Data items:
--------------------

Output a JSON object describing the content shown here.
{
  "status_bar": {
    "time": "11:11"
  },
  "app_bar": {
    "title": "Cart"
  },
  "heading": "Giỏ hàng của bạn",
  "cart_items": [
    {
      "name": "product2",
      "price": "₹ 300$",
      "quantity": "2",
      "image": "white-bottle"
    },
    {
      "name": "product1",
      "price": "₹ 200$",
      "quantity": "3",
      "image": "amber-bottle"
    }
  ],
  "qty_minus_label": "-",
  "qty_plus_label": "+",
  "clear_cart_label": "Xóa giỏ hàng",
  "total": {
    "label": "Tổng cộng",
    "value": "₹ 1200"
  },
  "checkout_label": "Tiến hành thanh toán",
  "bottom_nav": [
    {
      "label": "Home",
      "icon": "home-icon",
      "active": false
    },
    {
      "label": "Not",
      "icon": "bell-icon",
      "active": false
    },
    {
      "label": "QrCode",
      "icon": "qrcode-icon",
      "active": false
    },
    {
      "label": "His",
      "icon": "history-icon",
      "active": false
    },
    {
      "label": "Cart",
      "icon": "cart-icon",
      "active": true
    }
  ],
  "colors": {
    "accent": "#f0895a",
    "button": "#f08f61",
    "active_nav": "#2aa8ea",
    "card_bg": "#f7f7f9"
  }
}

--------------------

■ **Written problem**
Print every record above exactly as written.

■ **Finished answer**
Output a JSON object describing the content shown here.
{
  "status_bar": {
    "time": "11:11"
  },
  "app_bar": {
    "title": "Cart"
  },
  "heading": "Giỏ hàng của bạn",
  "cart_items": [
    {
      "name": "product2",
      "price": "₹ 300$",
      "quantity": "2",
      "image": "white-bottle"
    },
    {
      "name": "product1",
      "price": "₹ 200$",
      "quantity": "3",
      "image": "amber-bottle"
    }
  ],
  "qty_minus_label": "-",
  "qty_plus_label": "+",
  "clear_cart_label": "Xóa giỏ hàng",
  "total": {
    "label": "Tổng cộng",
    "value": "₹ 1200"
  },
  "checkout_label": "Tiến hành thanh toán",
  "bottom_nav": [
    {
      "label": "Home",
      "icon": "home-icon",
      "active": false
    },
    {
      "label": "Not",
      "icon": "bell-icon",
      "active": false
    },
    {
      "label": "QrCode",
      "icon": "qrcode-icon",
      "active": false
    },
    {
      "label": "His",
      "icon": "history-icon",
      "active": false
    },
    {
      "label": "Cart",
      "icon": "cart-icon",
      "active": true
    }
  ],
  "colors": {
    "accent": "#f0895a",
    "button": "#f08f61",
    "active_nav": "#2aa8ea",
    "card_bg": "#f7f7f9"
  }
}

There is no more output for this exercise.